Source text:

Monday, July 01, 2013

Searching for Allan Dwan (A Dialogue with Kevin Brownlow)

Alla ricerca di Allan Dwan. Dialogo con Kevin Brownlow. Cinema Lumière - Sala Scorsese (Il Cinema Ritrovato, Bologna), 1 July 2013

Peter von Bagh introduced Kevin Brownlow whose Allan Dwan lecture was based on eight clips or outtakes from the Hollywood series.

Kevin Brownlow knew Allan Dwan well. As a young collector he had gotten acquainted with his Douglas Fairbanks films such as American Aristocracy and Manhattan Madness - "the panache, the exhilarating pace", the editing style, the things no one else dared do. Of the lost films "The Big Brother is the biggest loss, called a classic by James Quirk at the time. The highest paid stars wanted to work for Dwan." Kevin Brownlow showed clips about both Allan Dwan and Gloria Swanson reminiscining of their films together.

Data provided:
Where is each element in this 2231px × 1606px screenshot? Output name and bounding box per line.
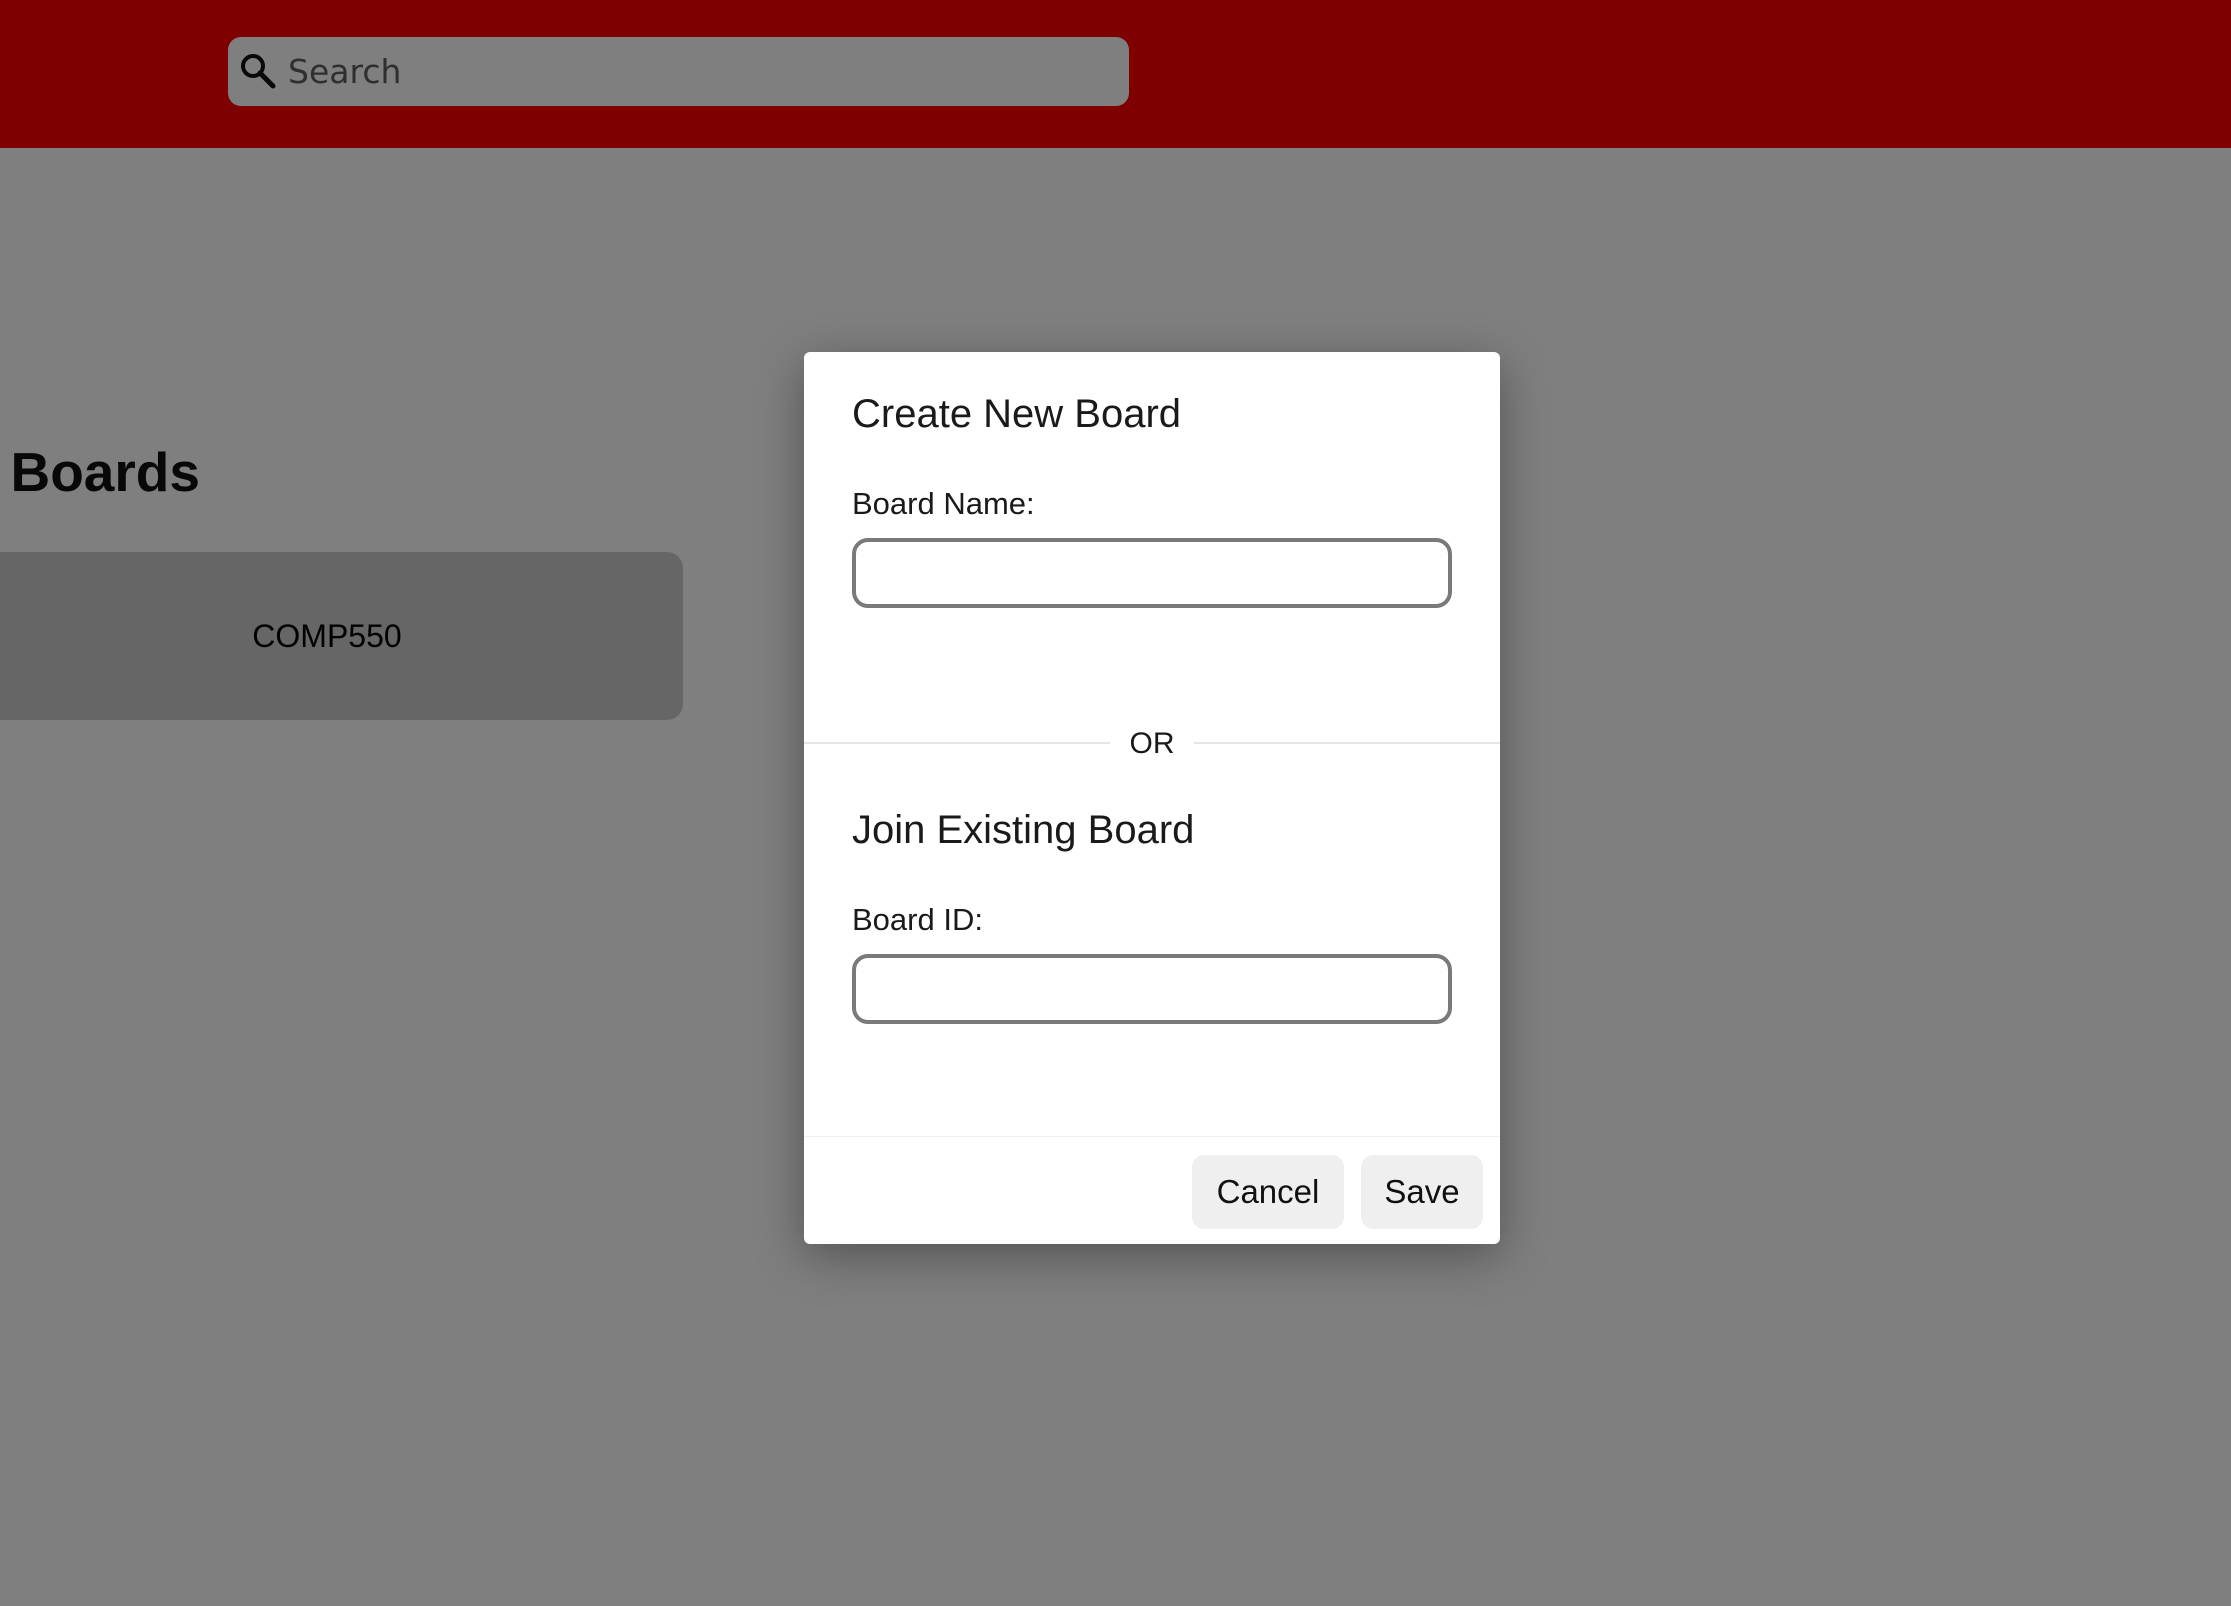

Exercise brief:
Set down, word for word, the passage of the Allan Dwan text that opens with the words "Alla ricerca di" and closes with "the Hollywood series.".

Exercise output:
Alla ricerca di Allan Dwan. Dialogo con Kevin Brownlow. Cinema Lumière - Sala Scorsese (Il Cinema Ritrovato, Bologna), 1 July 2013

Peter von Bagh introduced Kevin Brownlow whose Allan Dwan lecture was based on eight clips or outtakes from the Hollywood series.